*Stated problem*:
Write out each line beneath this one exactly as it reads.

*Task input*:

_ _ _ _

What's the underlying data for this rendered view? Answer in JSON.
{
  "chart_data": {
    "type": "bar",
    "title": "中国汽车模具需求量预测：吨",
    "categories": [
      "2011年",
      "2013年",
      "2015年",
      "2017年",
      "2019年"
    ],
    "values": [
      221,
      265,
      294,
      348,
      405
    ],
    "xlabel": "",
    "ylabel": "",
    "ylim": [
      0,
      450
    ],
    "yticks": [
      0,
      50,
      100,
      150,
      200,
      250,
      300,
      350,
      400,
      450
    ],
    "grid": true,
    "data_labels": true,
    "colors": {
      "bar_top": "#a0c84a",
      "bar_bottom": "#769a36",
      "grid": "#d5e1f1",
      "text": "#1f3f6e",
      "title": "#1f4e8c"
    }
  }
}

_ _ _ _

*Result of this task*:
What's the underlying data for this rendered view? Answer in JSON.
{
  "chart_data": {
    "type": "bar",
    "title": "中国汽车模具需求量预测：吨",
    "categories": [
      "2011年",
      "2013年",
      "2015年",
      "2017年",
      "2019年"
    ],
    "values": [
      221,
      265,
      294,
      348,
      405
    ],
    "xlabel": "",
    "ylabel": "",
    "ylim": [
      0,
      450
    ],
    "yticks": [
      0,
      50,
      100,
      150,
      200,
      250,
      300,
      350,
      400,
      450
    ],
    "grid": true,
    "data_labels": true,
    "colors": {
      "bar_top": "#a0c84a",
      "bar_bottom": "#769a36",
      "grid": "#d5e1f1",
      "text": "#1f3f6e",
      "title": "#1f4e8c"
    }
  }
}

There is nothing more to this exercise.